### Extrait
########################################
Présentation du poème et traduction complète

Première partie de la traduction commentée

Deuxième partie de la traduction commentée

Troisième (et dernière) partie de la traduction commentée

 

 

 

Tentons dans un premier temps de cerner les principes de base de cette activité, afin que vous puissiez à votre tour vous essayer à la traduction DIY. Mais d’abord, répondons à quelques questions qu’on pourrait se poser.

 

Le langage se plie à la pensée, comme du linge dans une valise pour un long voyage

- Tableau de Catrin Welz-Stein (+ joli visage à la Agnolo Bronzino) -
 

Pourquoi traduire ?


 

Traduire c’est trahir, comme dit l’adage. Dans l’idéal, chacun connaît de multiples langues et lit les œuvres étrangères dans le texte original (ha !ha ! oui, bien sûr*). Dans la réalité, la diffusion des œuvres a toujours dépendu de la disponibilité des traductions. Traduire, c’est permettre de diffuser. Diffuser c’est promouvoir. Pour résumer : si tu n’es pas traduit-e, tu n’existes pas.

 

De combien de rencontres on se prive en ne moissonnant que dans la littérature nationale ? personnellement, j’aurais manqué Bertolt Brecht, Toni Morrison, Richard Wright, Eschyle, Boulgakov, Jaroslav Hašek… etc., et j’en aurais été bien marrie.


 

On traduit depuis l’antiquité (je ne vous l’apprends pas), mais la traduction s’est quelque peu perfectionnée. Elle est même devenue une discipline universitaire et un champ de recherche : la traductologie.


 

* Ça me fait penser à un ancien usage, courant chez les lettrés humanistes pédants, parfaitement insupportable, qui consistait à ne traduire aucune des citations latines ou grecques qui étaient faites dans une étude.


 


 

Pourquoi traduire soi-même ?


 

Le défi d’une traduction est de parvenir à faire sentir à un lecteur ou une lectrice toute la richesse d’un texte dont il ou elle ne connaît pas ou peu la langue de l’œuvre originale.

 

L’un des exercices les plus ardus est la traduction de poèmes car, par définition, le poème est à la fois une œuvre par sa forme (son rythme, ses sonorités particulières) et par son contenu, dit et non-dit (ses images, ses jeux de mots, ses sous-entendus).

 

Analyser les effets de style et de sens se pratique couramment pour les poèmes, les pièces de théâtre, les récits, la littérature d’idées… Cependant, lorsqu’il s’agit d’un texte de la littérature étrangère : est-il pertinent de le faire sur la seule traduction du texte, dont on ignore si elle a privilégié le sens original du texte, le lexique original… ? La probabilité est forte de faire en réalité l’analyse du choix lexical d’un traducteur ou d’une traductrice* !
########################################
### Données enregistrées
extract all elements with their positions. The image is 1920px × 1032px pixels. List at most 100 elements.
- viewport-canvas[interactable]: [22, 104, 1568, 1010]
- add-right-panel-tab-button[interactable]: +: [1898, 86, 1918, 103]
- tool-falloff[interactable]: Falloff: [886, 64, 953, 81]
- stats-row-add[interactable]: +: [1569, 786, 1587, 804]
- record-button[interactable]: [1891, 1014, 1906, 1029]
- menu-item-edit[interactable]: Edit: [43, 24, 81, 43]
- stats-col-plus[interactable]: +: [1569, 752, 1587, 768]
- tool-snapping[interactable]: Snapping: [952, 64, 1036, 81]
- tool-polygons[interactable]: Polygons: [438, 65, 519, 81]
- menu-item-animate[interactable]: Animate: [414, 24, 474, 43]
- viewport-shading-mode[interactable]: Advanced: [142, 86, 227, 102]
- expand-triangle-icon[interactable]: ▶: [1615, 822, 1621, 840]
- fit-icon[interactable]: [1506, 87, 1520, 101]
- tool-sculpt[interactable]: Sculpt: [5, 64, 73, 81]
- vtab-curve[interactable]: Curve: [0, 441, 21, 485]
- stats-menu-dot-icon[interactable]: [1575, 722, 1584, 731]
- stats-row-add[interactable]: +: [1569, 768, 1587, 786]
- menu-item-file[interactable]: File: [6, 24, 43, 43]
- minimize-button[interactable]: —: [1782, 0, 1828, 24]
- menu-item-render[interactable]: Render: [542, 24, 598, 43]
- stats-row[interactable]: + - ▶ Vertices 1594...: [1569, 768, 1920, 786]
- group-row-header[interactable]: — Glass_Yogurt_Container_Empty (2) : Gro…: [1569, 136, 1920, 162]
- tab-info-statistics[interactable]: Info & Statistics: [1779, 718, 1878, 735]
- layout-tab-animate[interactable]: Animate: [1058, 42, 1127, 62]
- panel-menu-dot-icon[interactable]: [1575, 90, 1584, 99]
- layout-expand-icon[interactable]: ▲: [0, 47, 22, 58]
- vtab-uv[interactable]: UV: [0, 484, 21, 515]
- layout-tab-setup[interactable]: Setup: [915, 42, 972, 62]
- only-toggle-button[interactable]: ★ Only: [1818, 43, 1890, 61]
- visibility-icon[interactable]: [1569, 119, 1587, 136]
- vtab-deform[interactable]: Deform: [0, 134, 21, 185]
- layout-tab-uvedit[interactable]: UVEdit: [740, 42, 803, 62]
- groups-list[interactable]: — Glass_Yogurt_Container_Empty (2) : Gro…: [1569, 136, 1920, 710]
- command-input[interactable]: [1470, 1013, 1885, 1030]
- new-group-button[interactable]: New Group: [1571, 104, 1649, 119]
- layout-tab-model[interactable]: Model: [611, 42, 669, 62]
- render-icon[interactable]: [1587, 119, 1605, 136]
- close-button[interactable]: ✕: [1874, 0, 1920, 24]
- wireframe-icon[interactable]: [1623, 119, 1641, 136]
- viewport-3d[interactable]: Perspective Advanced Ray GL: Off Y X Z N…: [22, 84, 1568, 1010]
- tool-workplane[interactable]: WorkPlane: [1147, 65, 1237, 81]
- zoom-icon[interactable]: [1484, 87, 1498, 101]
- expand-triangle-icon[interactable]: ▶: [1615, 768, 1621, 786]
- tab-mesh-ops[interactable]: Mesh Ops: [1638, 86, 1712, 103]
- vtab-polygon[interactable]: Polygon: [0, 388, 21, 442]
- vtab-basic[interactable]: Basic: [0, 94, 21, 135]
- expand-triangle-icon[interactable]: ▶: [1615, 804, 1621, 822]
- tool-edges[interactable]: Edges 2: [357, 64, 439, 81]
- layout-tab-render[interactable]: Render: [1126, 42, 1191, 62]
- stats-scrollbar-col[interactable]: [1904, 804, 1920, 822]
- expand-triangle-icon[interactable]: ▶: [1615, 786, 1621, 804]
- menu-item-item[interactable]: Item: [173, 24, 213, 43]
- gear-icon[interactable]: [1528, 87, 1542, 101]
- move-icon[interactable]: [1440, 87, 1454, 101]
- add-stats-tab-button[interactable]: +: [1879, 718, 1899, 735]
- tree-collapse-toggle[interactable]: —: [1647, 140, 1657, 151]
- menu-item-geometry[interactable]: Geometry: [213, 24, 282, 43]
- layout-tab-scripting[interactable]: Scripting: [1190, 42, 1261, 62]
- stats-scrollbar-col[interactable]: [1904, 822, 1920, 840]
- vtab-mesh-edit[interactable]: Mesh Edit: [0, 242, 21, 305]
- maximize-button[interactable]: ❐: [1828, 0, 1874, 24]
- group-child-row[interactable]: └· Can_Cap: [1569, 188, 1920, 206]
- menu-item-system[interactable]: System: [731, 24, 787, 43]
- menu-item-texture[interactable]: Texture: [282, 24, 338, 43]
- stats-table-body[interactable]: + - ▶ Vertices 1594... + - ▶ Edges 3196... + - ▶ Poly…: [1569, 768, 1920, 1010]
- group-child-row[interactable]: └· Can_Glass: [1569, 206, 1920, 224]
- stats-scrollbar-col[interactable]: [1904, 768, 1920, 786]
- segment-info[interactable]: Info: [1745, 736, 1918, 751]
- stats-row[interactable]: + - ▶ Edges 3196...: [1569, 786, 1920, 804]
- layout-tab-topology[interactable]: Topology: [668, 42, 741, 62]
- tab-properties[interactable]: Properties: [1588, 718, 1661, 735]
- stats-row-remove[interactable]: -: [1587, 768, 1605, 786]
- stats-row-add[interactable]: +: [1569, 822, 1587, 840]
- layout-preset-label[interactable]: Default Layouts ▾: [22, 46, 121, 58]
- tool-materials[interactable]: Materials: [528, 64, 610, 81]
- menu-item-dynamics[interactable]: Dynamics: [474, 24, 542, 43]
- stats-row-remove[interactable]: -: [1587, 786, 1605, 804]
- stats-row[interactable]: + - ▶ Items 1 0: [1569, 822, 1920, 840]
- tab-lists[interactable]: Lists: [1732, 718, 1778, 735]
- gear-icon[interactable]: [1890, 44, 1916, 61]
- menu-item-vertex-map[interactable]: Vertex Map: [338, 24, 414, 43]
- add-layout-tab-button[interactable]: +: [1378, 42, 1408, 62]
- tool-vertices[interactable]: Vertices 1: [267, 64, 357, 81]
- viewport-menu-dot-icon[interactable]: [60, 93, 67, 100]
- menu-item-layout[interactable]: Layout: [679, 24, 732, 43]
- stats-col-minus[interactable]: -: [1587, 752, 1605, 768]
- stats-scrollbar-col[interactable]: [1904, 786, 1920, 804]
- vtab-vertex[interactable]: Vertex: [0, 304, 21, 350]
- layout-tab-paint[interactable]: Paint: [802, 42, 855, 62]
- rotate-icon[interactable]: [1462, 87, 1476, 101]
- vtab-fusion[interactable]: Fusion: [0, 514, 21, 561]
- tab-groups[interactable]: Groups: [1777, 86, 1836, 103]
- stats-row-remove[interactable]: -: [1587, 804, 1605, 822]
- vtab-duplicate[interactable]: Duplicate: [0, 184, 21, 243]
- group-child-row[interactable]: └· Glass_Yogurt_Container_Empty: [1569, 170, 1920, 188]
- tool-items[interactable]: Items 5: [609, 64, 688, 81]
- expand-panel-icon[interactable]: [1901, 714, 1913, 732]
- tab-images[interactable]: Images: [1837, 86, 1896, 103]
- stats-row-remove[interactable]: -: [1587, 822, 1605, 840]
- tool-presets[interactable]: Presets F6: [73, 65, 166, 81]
########################################
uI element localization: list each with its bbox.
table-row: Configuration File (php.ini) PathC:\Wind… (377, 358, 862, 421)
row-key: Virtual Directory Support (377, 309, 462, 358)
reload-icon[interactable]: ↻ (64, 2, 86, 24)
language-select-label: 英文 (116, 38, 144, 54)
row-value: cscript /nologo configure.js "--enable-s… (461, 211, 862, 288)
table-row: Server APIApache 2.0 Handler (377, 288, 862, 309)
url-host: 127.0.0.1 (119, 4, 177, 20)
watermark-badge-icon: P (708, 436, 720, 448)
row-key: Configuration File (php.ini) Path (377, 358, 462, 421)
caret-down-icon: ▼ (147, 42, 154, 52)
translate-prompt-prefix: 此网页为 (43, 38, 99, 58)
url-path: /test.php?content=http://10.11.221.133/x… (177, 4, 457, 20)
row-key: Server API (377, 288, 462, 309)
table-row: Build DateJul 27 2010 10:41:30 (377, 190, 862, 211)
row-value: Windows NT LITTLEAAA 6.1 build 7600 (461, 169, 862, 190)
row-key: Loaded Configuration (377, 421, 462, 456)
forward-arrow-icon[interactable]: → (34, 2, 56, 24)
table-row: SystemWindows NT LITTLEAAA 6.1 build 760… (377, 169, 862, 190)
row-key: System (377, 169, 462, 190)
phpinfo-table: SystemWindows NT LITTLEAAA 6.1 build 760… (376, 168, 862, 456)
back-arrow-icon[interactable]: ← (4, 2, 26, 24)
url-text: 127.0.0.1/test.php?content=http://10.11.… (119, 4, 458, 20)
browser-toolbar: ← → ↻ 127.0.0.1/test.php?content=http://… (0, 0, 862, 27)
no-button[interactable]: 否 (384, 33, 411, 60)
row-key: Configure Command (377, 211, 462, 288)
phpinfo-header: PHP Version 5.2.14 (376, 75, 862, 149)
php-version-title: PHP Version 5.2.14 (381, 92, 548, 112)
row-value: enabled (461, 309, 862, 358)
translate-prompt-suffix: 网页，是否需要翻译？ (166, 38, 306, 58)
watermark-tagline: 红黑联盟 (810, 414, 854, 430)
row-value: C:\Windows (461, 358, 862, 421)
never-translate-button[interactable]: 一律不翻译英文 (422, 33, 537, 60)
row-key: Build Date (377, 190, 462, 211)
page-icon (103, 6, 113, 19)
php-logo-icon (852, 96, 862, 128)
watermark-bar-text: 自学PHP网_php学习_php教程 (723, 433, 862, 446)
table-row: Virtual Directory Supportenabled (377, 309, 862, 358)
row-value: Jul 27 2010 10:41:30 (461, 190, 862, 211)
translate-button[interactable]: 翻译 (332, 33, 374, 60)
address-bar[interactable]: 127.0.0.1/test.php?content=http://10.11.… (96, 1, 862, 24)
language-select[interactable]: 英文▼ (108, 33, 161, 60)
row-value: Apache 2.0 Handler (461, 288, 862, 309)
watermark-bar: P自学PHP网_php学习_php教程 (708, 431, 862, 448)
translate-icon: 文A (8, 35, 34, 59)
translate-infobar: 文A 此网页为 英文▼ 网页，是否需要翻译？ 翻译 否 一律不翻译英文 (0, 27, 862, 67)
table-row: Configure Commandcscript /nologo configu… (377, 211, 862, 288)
########################################
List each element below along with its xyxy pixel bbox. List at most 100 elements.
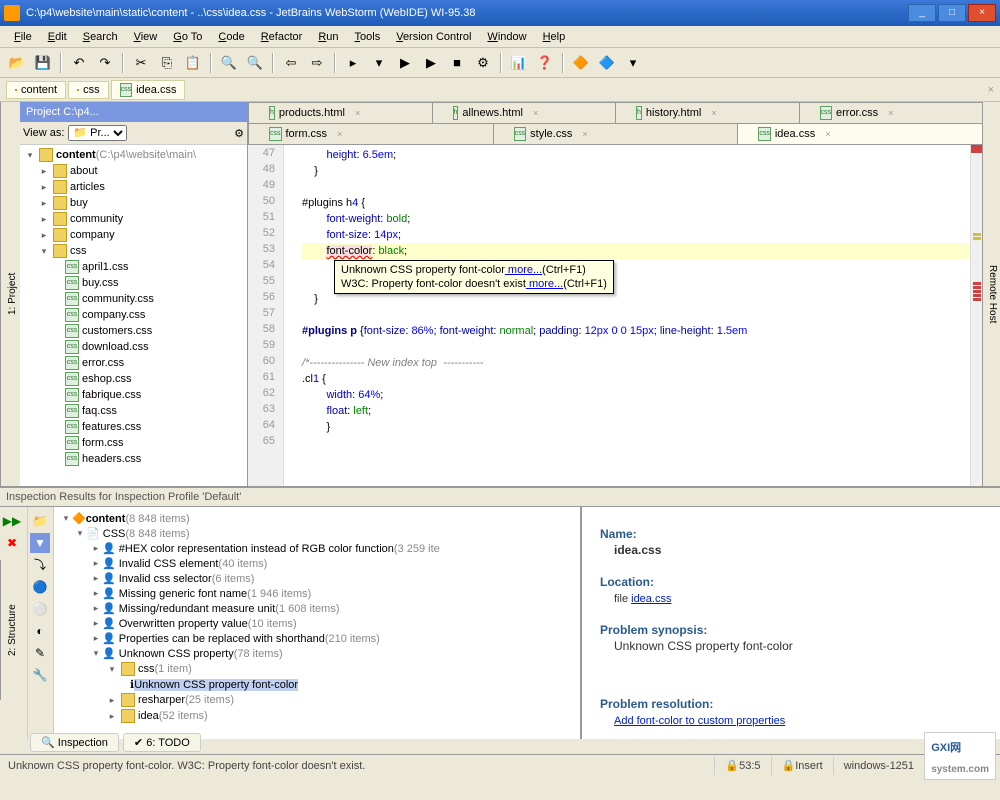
########################################
### Tâches et exercices
#1 Relevez tous les auteurs que l'extrait sur la traduction cite comme des lectures que la personne qui écrit aurait manquées.
#2 Poursuivez l'extrait sur la traduction en reprenant juste après sa dernière phrase.
Les enregistrements n'interviennent en rien ici.

### Corrigés des exercices
#1 Bertolt Brecht, Toni Morrison, Richard Wright, Eschyle, Boulgakov, Jaroslav Hašek

#2
La traduction raisonnée est un art de lire et d’analyser le sens de textes en langue étrangère. Faire sa propre traduction d’un texte permet de mieux le comprendre d’un point de vue littéraire, en regardant de plus près le texte source (son sens, sa structure, ses effets) pour en proposer une interprétation sous forme de traduction. C’est un travail à la confluence de la linguistique et de la littérature.


 

*Je plaide coupable : il m’est arrivé de m’emballer à l'excès sur la traduction d’un texte de Bertolt Brecht, une phrase en particulier, avant d’avoir la curiosité de vérifier dans le texte original et de m’apercevoir, dépitée, que cette idée, qui me plaisait tant, n’existait pas dans le texte allemand !


 


 

La méthode de la traduction DIY


 

Voici un pas à pas dont vous pouvez vous inspirer.


 

On se rappellera que c’est un exercice, que l’objectif est de mieux lire et comprendre un texte littéraire, qu’on ne va pas nécessairement publier notre traduction ! La traduction est un métier très exigent, trop souvent sous-estimé, et je ne prétends en aucun cas pouvoir rivaliser avec les grand-e-s traducteur-trice-s. Faire cet exercice permet justement de se rendre compte du travail colossal qu’il y a derrière une (bonne) traduction.

 

 


 

Étape 1 : choisir le texte

 

Pour commencer, choisir un texte qu’on aime / on peut aussi prendre un texte qu’on ne connaît pas bien, l’exercice va permettre de le comprendre et l’apprécier en profondeur. On part de la langue qu’on maîtrise le moins vers la langue qu’on maîtrise le mieux (et ainsi, on fait des progrès) : exemple, du russe vers le français. Comme c’est aussi un défi personnel, j’ai choisi un poème en russe.


 

Langue russe → langue française

Texte source (poème en russe) → texte cible (traduction du poème en français)


 

« L’épigramme contre Staline », d’Ossip Mandelstam (1933)


 

Prenons, donc, un poème relativement célèbre d’Ossip Mandelstam, « les Distiques sur Staline », aussi appelé « Épigramme contre Staline », écrit en 1933.

 

Осип Мандельштам

La traduction de Robert Littell (qu’on retrouve un peu partout)

 

Мы живем, под собою не чуя страны,
Наши речи за десять шагов не слышны,


А где хватит на полразговорца,
Там припомнят кремлёвского горца.


Его толстые пальцы, как черви, жирны,
А слова, как пудовые гири, верны,


Тараканьи смеются усища,
И сияют его голенища.


 

А вокруг него сброд тонкошеих вождей,
Он играет услугами полулюдей.


Кто свистит, кто мяучит, кто хнычет,
Он один лишь бабачит и тычет,


Как подкову, кует за указом указ:

Кому в пах, кому в лоб, кому в бровь, кому в глаз.


Что ни казнь у него - то малина
И широкая грудь осетина.

Nous vivons sourds à la terre sous nos pieds,

À dix pas personne ne discerne nos paroles.


 

On entend seulement le montagnard du Kremlin,

Le bourreau et l'assassin de moujiks.


 

Ses doigts sont gras comme des vers,

Des mots de plomb tombent de ses lèvres.


 

Sa moustache de cafard nargue,

Et la peau de ses bottes luit.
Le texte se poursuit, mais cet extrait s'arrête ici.